▸ Problem requirements: Restate the records below word for word.

____ Listed entries

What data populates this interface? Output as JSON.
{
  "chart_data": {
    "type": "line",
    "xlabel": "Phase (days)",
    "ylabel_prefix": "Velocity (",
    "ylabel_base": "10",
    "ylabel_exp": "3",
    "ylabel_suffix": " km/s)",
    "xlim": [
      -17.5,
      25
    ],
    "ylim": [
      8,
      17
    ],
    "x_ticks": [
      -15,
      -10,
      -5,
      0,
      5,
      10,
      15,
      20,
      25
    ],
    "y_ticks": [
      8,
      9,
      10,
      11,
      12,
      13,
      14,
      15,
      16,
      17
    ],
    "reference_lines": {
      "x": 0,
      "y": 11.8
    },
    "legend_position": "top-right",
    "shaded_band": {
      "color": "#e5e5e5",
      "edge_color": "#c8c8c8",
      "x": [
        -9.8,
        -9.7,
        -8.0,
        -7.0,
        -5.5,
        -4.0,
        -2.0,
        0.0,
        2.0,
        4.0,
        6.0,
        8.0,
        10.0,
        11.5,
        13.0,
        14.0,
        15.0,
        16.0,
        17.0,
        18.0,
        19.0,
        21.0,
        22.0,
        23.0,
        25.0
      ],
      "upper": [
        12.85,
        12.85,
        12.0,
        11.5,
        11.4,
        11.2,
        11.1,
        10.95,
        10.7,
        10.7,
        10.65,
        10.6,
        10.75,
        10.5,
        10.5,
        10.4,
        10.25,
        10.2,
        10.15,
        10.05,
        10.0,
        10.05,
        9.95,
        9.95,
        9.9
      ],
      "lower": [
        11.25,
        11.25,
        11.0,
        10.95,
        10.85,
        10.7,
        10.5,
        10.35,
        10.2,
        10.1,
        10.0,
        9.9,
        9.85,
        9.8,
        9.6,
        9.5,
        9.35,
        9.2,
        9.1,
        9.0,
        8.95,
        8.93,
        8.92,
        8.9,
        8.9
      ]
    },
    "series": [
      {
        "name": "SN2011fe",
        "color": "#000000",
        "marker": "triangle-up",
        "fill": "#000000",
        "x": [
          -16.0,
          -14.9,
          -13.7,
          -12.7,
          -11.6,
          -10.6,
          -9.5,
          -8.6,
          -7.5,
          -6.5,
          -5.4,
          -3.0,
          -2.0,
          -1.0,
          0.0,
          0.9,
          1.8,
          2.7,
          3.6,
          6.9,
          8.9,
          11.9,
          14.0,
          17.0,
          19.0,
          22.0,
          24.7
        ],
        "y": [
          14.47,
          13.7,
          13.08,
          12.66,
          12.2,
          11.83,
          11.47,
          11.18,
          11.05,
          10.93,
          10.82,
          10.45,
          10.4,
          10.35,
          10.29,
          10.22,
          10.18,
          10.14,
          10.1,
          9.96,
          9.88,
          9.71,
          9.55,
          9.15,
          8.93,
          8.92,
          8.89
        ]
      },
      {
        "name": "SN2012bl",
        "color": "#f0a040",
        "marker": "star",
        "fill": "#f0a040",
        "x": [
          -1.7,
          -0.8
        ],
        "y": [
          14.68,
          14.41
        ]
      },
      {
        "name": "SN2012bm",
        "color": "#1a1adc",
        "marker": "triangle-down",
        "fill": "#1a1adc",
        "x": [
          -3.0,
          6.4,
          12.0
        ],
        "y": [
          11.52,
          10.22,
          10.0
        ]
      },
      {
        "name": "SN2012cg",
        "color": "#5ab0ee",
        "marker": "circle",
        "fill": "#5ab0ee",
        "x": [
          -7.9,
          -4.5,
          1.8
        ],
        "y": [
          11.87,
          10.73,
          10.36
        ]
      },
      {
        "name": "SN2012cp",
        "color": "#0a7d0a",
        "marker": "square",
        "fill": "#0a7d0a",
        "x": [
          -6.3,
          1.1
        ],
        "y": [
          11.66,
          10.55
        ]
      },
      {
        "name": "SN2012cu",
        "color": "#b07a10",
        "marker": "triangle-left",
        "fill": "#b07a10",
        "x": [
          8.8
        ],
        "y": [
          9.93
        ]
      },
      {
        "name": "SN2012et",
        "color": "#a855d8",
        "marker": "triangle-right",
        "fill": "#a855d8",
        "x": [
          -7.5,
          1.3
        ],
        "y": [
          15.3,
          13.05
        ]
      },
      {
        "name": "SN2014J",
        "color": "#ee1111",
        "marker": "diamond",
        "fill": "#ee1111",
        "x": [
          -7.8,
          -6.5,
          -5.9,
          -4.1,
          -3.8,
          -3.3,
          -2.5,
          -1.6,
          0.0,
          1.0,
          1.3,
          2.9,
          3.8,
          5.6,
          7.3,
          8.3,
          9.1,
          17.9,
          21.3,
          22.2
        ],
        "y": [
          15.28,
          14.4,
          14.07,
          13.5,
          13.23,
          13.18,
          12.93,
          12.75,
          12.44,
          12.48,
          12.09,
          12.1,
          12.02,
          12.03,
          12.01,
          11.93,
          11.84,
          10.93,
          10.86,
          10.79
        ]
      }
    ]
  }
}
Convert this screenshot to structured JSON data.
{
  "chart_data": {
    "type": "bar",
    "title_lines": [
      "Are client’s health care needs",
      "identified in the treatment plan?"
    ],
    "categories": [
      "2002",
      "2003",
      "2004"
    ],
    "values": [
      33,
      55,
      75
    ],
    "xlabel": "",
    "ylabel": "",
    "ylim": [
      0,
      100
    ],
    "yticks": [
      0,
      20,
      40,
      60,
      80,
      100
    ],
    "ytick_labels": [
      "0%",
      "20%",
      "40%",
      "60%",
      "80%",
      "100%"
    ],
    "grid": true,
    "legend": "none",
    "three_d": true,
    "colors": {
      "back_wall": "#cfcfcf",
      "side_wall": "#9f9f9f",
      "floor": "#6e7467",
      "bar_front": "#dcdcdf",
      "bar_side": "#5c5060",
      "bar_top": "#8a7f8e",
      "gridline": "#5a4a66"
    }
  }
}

________

▸ Solution to this exercise:
What data populates this interface? Output as JSON.
{
  "chart_data": {
    "type": "line",
    "xlabel": "Phase (days)",
    "ylabel_prefix": "Velocity (",
    "ylabel_base": "10",
    "ylabel_exp": "3",
    "ylabel_suffix": " km/s)",
    "xlim": [
      -17.5,
      25
    ],
    "ylim": [
      8,
      17
    ],
    "x_ticks": [
      -15,
      -10,
      -5,
      0,
      5,
      10,
      15,
      20,
      25
    ],
    "y_ticks": [
      8,
      9,
      10,
      11,
      12,
      13,
      14,
      15,
      16,
      17
    ],
    "reference_lines": {
      "x": 0,
      "y": 11.8
    },
    "legend_position": "top-right",
    "shaded_band": {
      "color": "#e5e5e5",
      "edge_color": "#c8c8c8",
      "x": [
        -9.8,
        -9.7,
        -8.0,
        -7.0,
        -5.5,
        -4.0,
        -2.0,
        0.0,
        2.0,
        4.0,
        6.0,
        8.0,
        10.0,
        11.5,
        13.0,
        14.0,
        15.0,
        16.0,
        17.0,
        18.0,
        19.0,
        21.0,
        22.0,
        23.0,
        25.0
      ],
      "upper": [
        12.85,
        12.85,
        12.0,
        11.5,
        11.4,
        11.2,
        11.1,
        10.95,
        10.7,
        10.7,
        10.65,
        10.6,
        10.75,
        10.5,
        10.5,
        10.4,
        10.25,
        10.2,
        10.15,
        10.05,
        10.0,
        10.05,
        9.95,
        9.95,
        9.9
      ],
      "lower": [
        11.25,
        11.25,
        11.0,
        10.95,
        10.85,
        10.7,
        10.5,
        10.35,
        10.2,
        10.1,
        10.0,
        9.9,
        9.85,
        9.8,
        9.6,
        9.5,
        9.35,
        9.2,
        9.1,
        9.0,
        8.95,
        8.93,
        8.92,
        8.9,
        8.9
      ]
    },
    "series": [
      {
        "name": "SN2011fe",
        "color": "#000000",
        "marker": "triangle-up",
        "fill": "#000000",
        "x": [
          -16.0,
          -14.9,
          -13.7,
          -12.7,
          -11.6,
          -10.6,
          -9.5,
          -8.6,
          -7.5,
          -6.5,
          -5.4,
          -3.0,
          -2.0,
          -1.0,
          0.0,
          0.9,
          1.8,
          2.7,
          3.6,
          6.9,
          8.9,
          11.9,
          14.0,
          17.0,
          19.0,
          22.0,
          24.7
        ],
        "y": [
          14.47,
          13.7,
          13.08,
          12.66,
          12.2,
          11.83,
          11.47,
          11.18,
          11.05,
          10.93,
          10.82,
          10.45,
          10.4,
          10.35,
          10.29,
          10.22,
          10.18,
          10.14,
          10.1,
          9.96,
          9.88,
          9.71,
          9.55,
          9.15,
          8.93,
          8.92,
          8.89
        ]
      },
      {
        "name": "SN2012bl",
        "color": "#f0a040",
        "marker": "star",
        "fill": "#f0a040",
        "x": [
          -1.7,
          -0.8
        ],
        "y": [
          14.68,
          14.41
        ]
      },
      {
        "name": "SN2012bm",
        "color": "#1a1adc",
        "marker": "triangle-down",
        "fill": "#1a1adc",
        "x": [
          -3.0,
          6.4,
          12.0
        ],
        "y": [
          11.52,
          10.22,
          10.0
        ]
      },
      {
        "name": "SN2012cg",
        "color": "#5ab0ee",
        "marker": "circle",
        "fill": "#5ab0ee",
        "x": [
          -7.9,
          -4.5,
          1.8
        ],
        "y": [
          11.87,
          10.73,
          10.36
        ]
      },
      {
        "name": "SN2012cp",
        "color": "#0a7d0a",
        "marker": "square",
        "fill": "#0a7d0a",
        "x": [
          -6.3,
          1.1
        ],
        "y": [
          11.66,
          10.55
        ]
      },
      {
        "name": "SN2012cu",
        "color": "#b07a10",
        "marker": "triangle-left",
        "fill": "#b07a10",
        "x": [
          8.8
        ],
        "y": [
          9.93
        ]
      },
      {
        "name": "SN2012et",
        "color": "#a855d8",
        "marker": "triangle-right",
        "fill": "#a855d8",
        "x": [
          -7.5,
          1.3
        ],
        "y": [
          15.3,
          13.05
        ]
      },
      {
        "name": "SN2014J",
        "color": "#ee1111",
        "marker": "diamond",
        "fill": "#ee1111",
        "x": [
          -7.8,
          -6.5,
          -5.9,
          -4.1,
          -3.8,
          -3.3,
          -2.5,
          -1.6,
          0.0,
          1.0,
          1.3,
          2.9,
          3.8,
          5.6,
          7.3,
          8.3,
          9.1,
          17.9,
          21.3,
          22.2
        ],
        "y": [
          15.28,
          14.4,
          14.07,
          13.5,
          13.23,
          13.18,
          12.93,
          12.75,
          12.44,
          12.48,
          12.09,
          12.1,
          12.02,
          12.03,
          12.01,
          11.93,
          11.84,
          10.93,
          10.86,
          10.79
        ]
      }
    ]
  }
}
Convert this screenshot to structured JSON data.
{
  "chart_data": {
    "type": "bar",
    "title_lines": [
      "Are client’s health care needs",
      "identified in the treatment plan?"
    ],
    "categories": [
      "2002",
      "2003",
      "2004"
    ],
    "values": [
      33,
      55,
      75
    ],
    "xlabel": "",
    "ylabel": "",
    "ylim": [
      0,
      100
    ],
    "yticks": [
      0,
      20,
      40,
      60,
      80,
      100
    ],
    "ytick_labels": [
      "0%",
      "20%",
      "40%",
      "60%",
      "80%",
      "100%"
    ],
    "grid": true,
    "legend": "none",
    "three_d": true,
    "colors": {
      "back_wall": "#cfcfcf",
      "side_wall": "#9f9f9f",
      "floor": "#6e7467",
      "bar_front": "#dcdcdf",
      "bar_side": "#5c5060",
      "bar_top": "#8a7f8e",
      "gridline": "#5a4a66"
    }
  }
}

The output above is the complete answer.